# Data entries:
++++++++++++++++++++

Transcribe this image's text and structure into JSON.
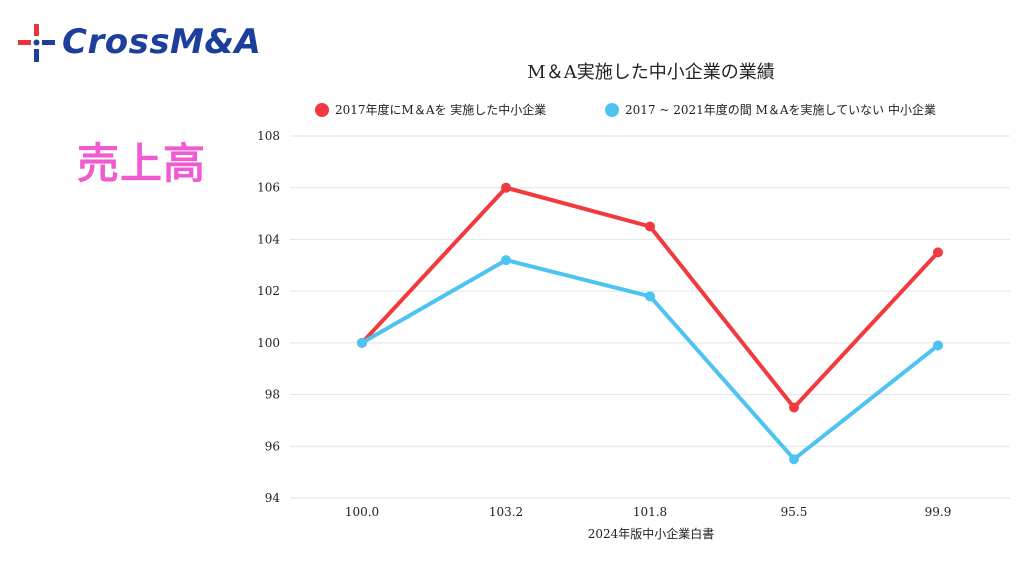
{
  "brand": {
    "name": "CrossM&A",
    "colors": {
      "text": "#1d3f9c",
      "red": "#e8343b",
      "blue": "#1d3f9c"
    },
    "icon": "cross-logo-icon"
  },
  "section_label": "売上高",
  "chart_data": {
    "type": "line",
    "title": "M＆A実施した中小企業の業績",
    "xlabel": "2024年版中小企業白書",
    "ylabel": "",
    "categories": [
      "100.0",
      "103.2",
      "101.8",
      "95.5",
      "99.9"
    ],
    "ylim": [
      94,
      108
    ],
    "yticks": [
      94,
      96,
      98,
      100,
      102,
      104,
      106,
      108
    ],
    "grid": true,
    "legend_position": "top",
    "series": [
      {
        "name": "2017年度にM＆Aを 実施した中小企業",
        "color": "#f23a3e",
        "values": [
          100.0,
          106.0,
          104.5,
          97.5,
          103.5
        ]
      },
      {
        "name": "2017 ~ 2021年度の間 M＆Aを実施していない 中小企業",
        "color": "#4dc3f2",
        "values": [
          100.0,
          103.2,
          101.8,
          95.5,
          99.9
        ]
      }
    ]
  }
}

++++++++++++++++++++

# Given exercise:
Quote each record exactly as it stands, minus the pictures.

# Correct answer:
Transcribe this image's text and structure into JSON.
{
  "brand": {
    "name": "CrossM&A",
    "colors": {
      "text": "#1d3f9c",
      "red": "#e8343b",
      "blue": "#1d3f9c"
    },
    "icon": "cross-logo-icon"
  },
  "section_label": "売上高",
  "chart_data": {
    "type": "line",
    "title": "M＆A実施した中小企業の業績",
    "xlabel": "2024年版中小企業白書",
    "ylabel": "",
    "categories": [
      "100.0",
      "103.2",
      "101.8",
      "95.5",
      "99.9"
    ],
    "ylim": [
      94,
      108
    ],
    "yticks": [
      94,
      96,
      98,
      100,
      102,
      104,
      106,
      108
    ],
    "grid": true,
    "legend_position": "top",
    "series": [
      {
        "name": "2017年度にM＆Aを 実施した中小企業",
        "color": "#f23a3e",
        "values": [
          100.0,
          106.0,
          104.5,
          97.5,
          103.5
        ]
      },
      {
        "name": "2017 ~ 2021年度の間 M＆Aを実施していない 中小企業",
        "color": "#4dc3f2",
        "values": [
          100.0,
          103.2,
          101.8,
          95.5,
          99.9
        ]
      }
    ]
  }
}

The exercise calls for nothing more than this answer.